-- Start GIVEN RECORDS --
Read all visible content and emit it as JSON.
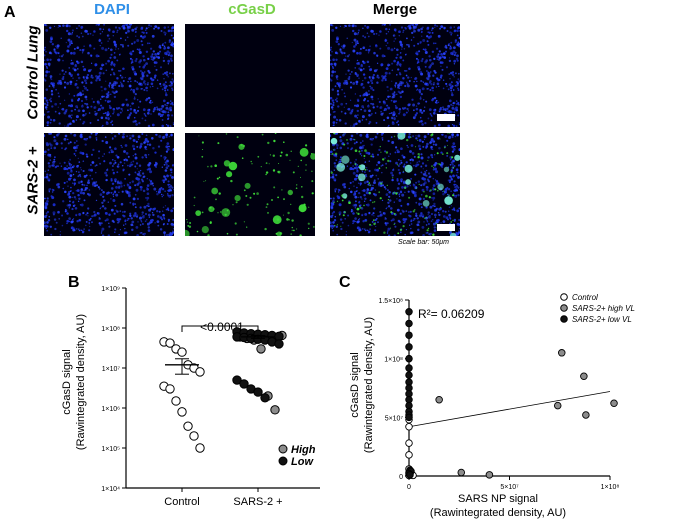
{
  "panel_a": {
    "letter": "A",
    "columns": [
      "DAPI",
      "cGasD",
      "Merge"
    ],
    "column_colors": [
      "#2f8fe8",
      "#78d048",
      "#000000"
    ],
    "rows": [
      "Control Lung",
      "SARS-2 +"
    ],
    "scale_caption": "Scale bar: 50μm"
  },
  "panel_b": {
    "letter": "B"
  },
  "panel_c": {
    "letter": "C"
  },
  "chart_data": [
    {
      "type": "scatter",
      "title": "",
      "ylabel_line1": "cGasD signal",
      "ylabel_line2": "(Rawintegrated density, AU)",
      "xlabel": "",
      "yscale": "log",
      "ylim": [
        10000,
        1000000000
      ],
      "y_ticks": [
        "1×10⁴",
        "1×10⁵",
        "1×10⁶",
        "1×10⁷",
        "1×10⁸",
        "1×10⁹"
      ],
      "categories": [
        "Control",
        "SARS-2 +"
      ],
      "p_value": "<0.0001",
      "legend": [
        {
          "label": "High",
          "color": "#8c8c8c"
        },
        {
          "label": "Low",
          "color": "#111111"
        }
      ],
      "series": [
        {
          "name": "Control",
          "values": [
            45000000,
            42000000,
            30000000,
            25000000,
            12000000,
            10000000,
            8000000,
            3500000,
            3000000,
            1500000,
            800000,
            350000,
            200000,
            100000
          ]
        },
        {
          "name": "High",
          "values": [
            60000000,
            55000000,
            50000000,
            30000000,
            2000000,
            900000,
            65000000
          ]
        },
        {
          "name": "Low",
          "values": [
            80000000,
            75000000,
            72000000,
            70000000,
            68000000,
            65000000,
            62000000,
            60000000,
            58000000,
            55000000,
            52000000,
            50000000,
            45000000,
            40000000,
            5000000,
            4000000,
            3000000,
            2500000,
            1800000
          ]
        }
      ],
      "means": [
        {
          "value": 12000000,
          "sem_low": 7000000,
          "sem_high": 17000000
        },
        {
          "value": 60000000,
          "sem_low": 55000000,
          "sem_high": 65000000
        }
      ]
    },
    {
      "type": "scatter",
      "title": "",
      "ylabel_line1": "cGasD signal",
      "ylabel_line2": "(Rawintegrated density, AU)",
      "xlabel_line1": "SARS NP signal",
      "xlabel_line2": "(Rawintegrated density, AU)",
      "xlim": [
        0,
        100000000
      ],
      "ylim": [
        0,
        150000000
      ],
      "x_ticks": [
        {
          "value": 0,
          "label": "0"
        },
        {
          "value": 50000000,
          "label": "5×10⁷"
        },
        {
          "value": 100000000,
          "label": "1×10⁸"
        }
      ],
      "y_ticks": [
        {
          "value": 0,
          "label": "0"
        },
        {
          "value": 50000000,
          "label": "5×10⁷"
        },
        {
          "value": 100000000,
          "label": "1×10⁸"
        },
        {
          "value": 150000000,
          "label": "1.5×10⁸"
        }
      ],
      "annotation": "R²= 0.06209",
      "fit_line": {
        "x0": 0,
        "y0": 42000000,
        "x1": 100000000,
        "y1": 72000000
      },
      "legend": [
        {
          "label": "Control",
          "fill": "#ffffff"
        },
        {
          "label": "SARS-2+ high VL",
          "fill": "#8c8c8c"
        },
        {
          "label": "SARS-2+ low VL",
          "fill": "#111111"
        }
      ],
      "series": [
        {
          "name": "Control",
          "points": [
            [
              0,
              48000000
            ],
            [
              0,
              42000000
            ],
            [
              0,
              28000000
            ],
            [
              0,
              18000000
            ],
            [
              0,
              6000000
            ],
            [
              0,
              3000000
            ],
            [
              500000,
              2000000
            ],
            [
              1000000,
              1000000
            ],
            [
              0,
              500000
            ],
            [
              2000000,
              500000
            ]
          ]
        },
        {
          "name": "SARS-2+ high VL",
          "points": [
            [
              15000000,
              65000000
            ],
            [
              76000000,
              105000000
            ],
            [
              87000000,
              85000000
            ],
            [
              74000000,
              60000000
            ],
            [
              88000000,
              52000000
            ],
            [
              102000000,
              62000000
            ],
            [
              26000000,
              3000000
            ],
            [
              40000000,
              1000000
            ]
          ]
        },
        {
          "name": "SARS-2+ low VL",
          "points": [
            [
              0,
              140000000
            ],
            [
              0,
              130000000
            ],
            [
              0,
              120000000
            ],
            [
              0,
              110000000
            ],
            [
              0,
              100000000
            ],
            [
              0,
              92000000
            ],
            [
              0,
              86000000
            ],
            [
              0,
              80000000
            ],
            [
              0,
              75000000
            ],
            [
              0,
              70000000
            ],
            [
              0,
              65000000
            ],
            [
              0,
              60000000
            ],
            [
              0,
              55000000
            ],
            [
              0,
              52000000
            ],
            [
              0,
              50000000
            ],
            [
              500000,
              5000000
            ],
            [
              1000000,
              4000000
            ],
            [
              0,
              2000000
            ],
            [
              500000,
              1000000
            ]
          ]
        }
      ]
    }
  ]
}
-- End GIVEN RECORDS --
- DO THIS -
Verbatim reproduction of every record is required; images are left out.

- RESULT BELOW -
Read all visible content and emit it as JSON.
{
  "panel_a": {
    "letter": "A",
    "columns": [
      "DAPI",
      "cGasD",
      "Merge"
    ],
    "column_colors": [
      "#2f8fe8",
      "#78d048",
      "#000000"
    ],
    "rows": [
      "Control Lung",
      "SARS-2 +"
    ],
    "scale_caption": "Scale bar: 50μm"
  },
  "panel_b": {
    "letter": "B"
  },
  "panel_c": {
    "letter": "C"
  },
  "chart_data": [
    {
      "type": "scatter",
      "title": "",
      "ylabel_line1": "cGasD signal",
      "ylabel_line2": "(Rawintegrated density, AU)",
      "xlabel": "",
      "yscale": "log",
      "ylim": [
        10000,
        1000000000
      ],
      "y_ticks": [
        "1×10⁴",
        "1×10⁵",
        "1×10⁶",
        "1×10⁷",
        "1×10⁸",
        "1×10⁹"
      ],
      "categories": [
        "Control",
        "SARS-2 +"
      ],
      "p_value": "<0.0001",
      "legend": [
        {
          "label": "High",
          "color": "#8c8c8c"
        },
        {
          "label": "Low",
          "color": "#111111"
        }
      ],
      "series": [
        {
          "name": "Control",
          "values": [
            45000000,
            42000000,
            30000000,
            25000000,
            12000000,
            10000000,
            8000000,
            3500000,
            3000000,
            1500000,
            800000,
            350000,
            200000,
            100000
          ]
        },
        {
          "name": "High",
          "values": [
            60000000,
            55000000,
            50000000,
            30000000,
            2000000,
            900000,
            65000000
          ]
        },
        {
          "name": "Low",
          "values": [
            80000000,
            75000000,
            72000000,
            70000000,
            68000000,
            65000000,
            62000000,
            60000000,
            58000000,
            55000000,
            52000000,
            50000000,
            45000000,
            40000000,
            5000000,
            4000000,
            3000000,
            2500000,
            1800000
          ]
        }
      ],
      "means": [
        {
          "value": 12000000,
          "sem_low": 7000000,
          "sem_high": 17000000
        },
        {
          "value": 60000000,
          "sem_low": 55000000,
          "sem_high": 65000000
        }
      ]
    },
    {
      "type": "scatter",
      "title": "",
      "ylabel_line1": "cGasD signal",
      "ylabel_line2": "(Rawintegrated density, AU)",
      "xlabel_line1": "SARS NP signal",
      "xlabel_line2": "(Rawintegrated density, AU)",
      "xlim": [
        0,
        100000000
      ],
      "ylim": [
        0,
        150000000
      ],
      "x_ticks": [
        {
          "value": 0,
          "label": "0"
        },
        {
          "value": 50000000,
          "label": "5×10⁷"
        },
        {
          "value": 100000000,
          "label": "1×10⁸"
        }
      ],
      "y_ticks": [
        {
          "value": 0,
          "label": "0"
        },
        {
          "value": 50000000,
          "label": "5×10⁷"
        },
        {
          "value": 100000000,
          "label": "1×10⁸"
        },
        {
          "value": 150000000,
          "label": "1.5×10⁸"
        }
      ],
      "annotation": "R²= 0.06209",
      "fit_line": {
        "x0": 0,
        "y0": 42000000,
        "x1": 100000000,
        "y1": 72000000
      },
      "legend": [
        {
          "label": "Control",
          "fill": "#ffffff"
        },
        {
          "label": "SARS-2+ high VL",
          "fill": "#8c8c8c"
        },
        {
          "label": "SARS-2+ low VL",
          "fill": "#111111"
        }
      ],
      "series": [
        {
          "name": "Control",
          "points": [
            [
              0,
              48000000
            ],
            [
              0,
              42000000
            ],
            [
              0,
              28000000
            ],
            [
              0,
              18000000
            ],
            [
              0,
              6000000
            ],
            [
              0,
              3000000
            ],
            [
              500000,
              2000000
            ],
            [
              1000000,
              1000000
            ],
            [
              0,
              500000
            ],
            [
              2000000,
              500000
            ]
          ]
        },
        {
          "name": "SARS-2+ high VL",
          "points": [
            [
              15000000,
              65000000
            ],
            [
              76000000,
              105000000
            ],
            [
              87000000,
              85000000
            ],
            [
              74000000,
              60000000
            ],
            [
              88000000,
              52000000
            ],
            [
              102000000,
              62000000
            ],
            [
              26000000,
              3000000
            ],
            [
              40000000,
              1000000
            ]
          ]
        },
        {
          "name": "SARS-2+ low VL",
          "points": [
            [
              0,
              140000000
            ],
            [
              0,
              130000000
            ],
            [
              0,
              120000000
            ],
            [
              0,
              110000000
            ],
            [
              0,
              100000000
            ],
            [
              0,
              92000000
            ],
            [
              0,
              86000000
            ],
            [
              0,
              80000000
            ],
            [
              0,
              75000000
            ],
            [
              0,
              70000000
            ],
            [
              0,
              65000000
            ],
            [
              0,
              60000000
            ],
            [
              0,
              55000000
            ],
            [
              0,
              52000000
            ],
            [
              0,
              50000000
            ],
            [
              500000,
              5000000
            ],
            [
              1000000,
              4000000
            ],
            [
              0,
              2000000
            ],
            [
              500000,
              1000000
            ]
          ]
        }
      ]
    }
  ]
}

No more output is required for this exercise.